WHAT YOU NEED TO DO: Take every line where the string "going" appears and copy it.

MATERIAL PROVIDED:
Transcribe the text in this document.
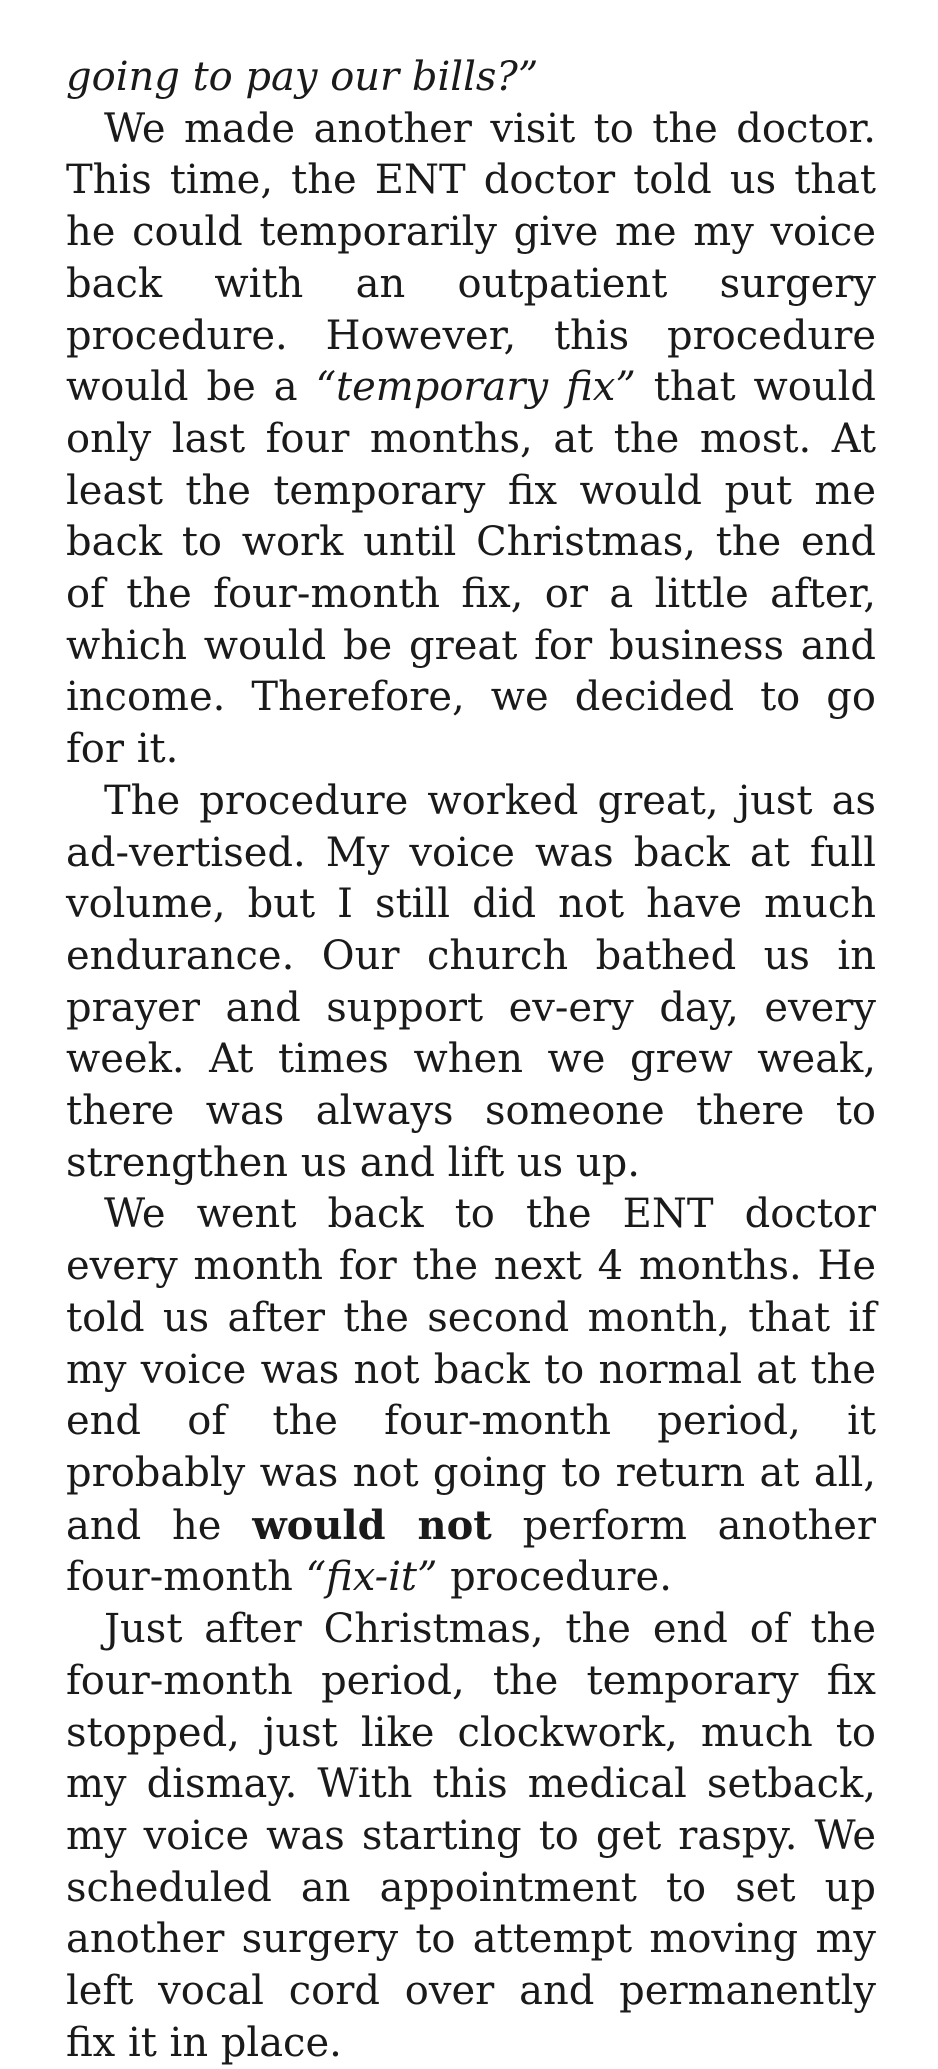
going to pay our bills?”

We made another visit to the doctor. This time, the ENT doctor told us that he could temporarily give me my voice back with an outpatient surgery procedure. However, this procedure would be a “temporary fix” that would only last four months, at the most. At least the temporary fix would put me back to work until Christmas, the end of the four-month fix, or a little after, which would be great for business and income. Therefore, we decided to go for it.

The procedure worked great, just as ad-vertised. My voice was back at full volume, but I still did not have much endurance. Our church bathed us in prayer and support ev-ery day, every week. At times when we grew weak, there was always someone there to strengthen us and lift us up.

We went back to the ENT doctor every month for the next 4 months. He told us after the second month, that if my voice was not back to normal at the end of the four-month period, it probably was not going to return at all, and he would not perform another four-month “fix-it” procedure.

Just after Christmas, the end of the four-month period, the temporary fix stopped, just like clockwork, much to my dismay. With this medical setback, my voice was starting to get raspy. We scheduled an appointment to set up another surgery to attempt moving my left vocal cord over and permanently fix it in place.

FULL ANSWER:
going to pay our bills?”
We went back to the ENT doctor every month for the next 4 months. He told us after the second month, that if my voice was not back to normal at the end of the four-month period, it probably was not going to return at all, and he would not perform another four-month “fix-it” procedure.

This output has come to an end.